* STATED PROBLEM
Every record below should be written out exactly; pictures stay out.

* RECORDS FOR THIS EXERCISE
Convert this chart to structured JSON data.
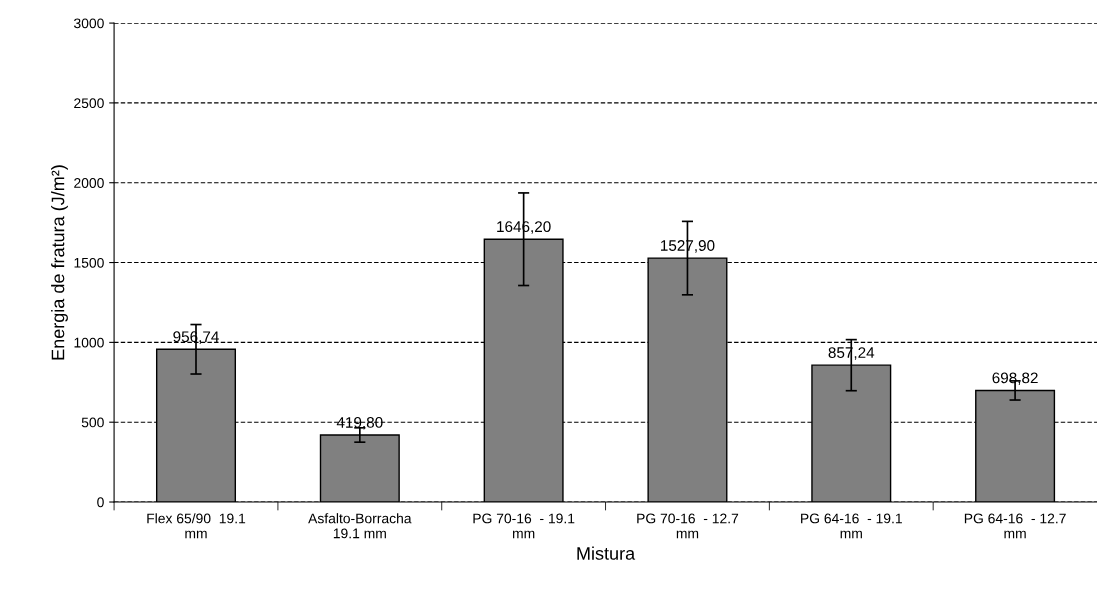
{
  "chart_data": {
    "type": "bar",
    "xlabel": "Mistura",
    "ylabel": "Energia de fratura (J/m²)",
    "categories": [
      "Flex 65/90  19.1\nmm",
      "Asfalto-Borracha\n19.1 mm",
      "PG 70-16  - 19.1\nmm",
      "PG 70-16  - 12.7\nmm",
      "PG 64-16  - 19.1\nmm",
      "PG 64-16  - 12.7\nmm"
    ],
    "values": [
      956.74,
      419.8,
      1646.2,
      1527.9,
      857.24,
      698.82
    ],
    "value_labels": [
      "956,74",
      "419,80",
      "1646,20",
      "1527,90",
      "857,24",
      "698,82"
    ],
    "errors": [
      155,
      45,
      290,
      230,
      160,
      60
    ],
    "color": "#808080",
    "ylim": [
      0,
      3000
    ],
    "yticks": [
      0,
      500,
      1000,
      1500,
      2000,
      2500,
      3000
    ],
    "grid": "y",
    "legend": false
  }
}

* RESPONSE TO THE TASK
Convert this chart to structured JSON data.
{
  "chart_data": {
    "type": "bar",
    "xlabel": "Mistura",
    "ylabel": "Energia de fratura (J/m²)",
    "categories": [
      "Flex 65/90  19.1\nmm",
      "Asfalto-Borracha\n19.1 mm",
      "PG 70-16  - 19.1\nmm",
      "PG 70-16  - 12.7\nmm",
      "PG 64-16  - 19.1\nmm",
      "PG 64-16  - 12.7\nmm"
    ],
    "values": [
      956.74,
      419.8,
      1646.2,
      1527.9,
      857.24,
      698.82
    ],
    "value_labels": [
      "956,74",
      "419,80",
      "1646,20",
      "1527,90",
      "857,24",
      "698,82"
    ],
    "errors": [
      155,
      45,
      290,
      230,
      160,
      60
    ],
    "color": "#808080",
    "ylim": [
      0,
      3000
    ],
    "yticks": [
      0,
      500,
      1000,
      1500,
      2000,
      2500,
      3000
    ],
    "grid": "y",
    "legend": false
  }
}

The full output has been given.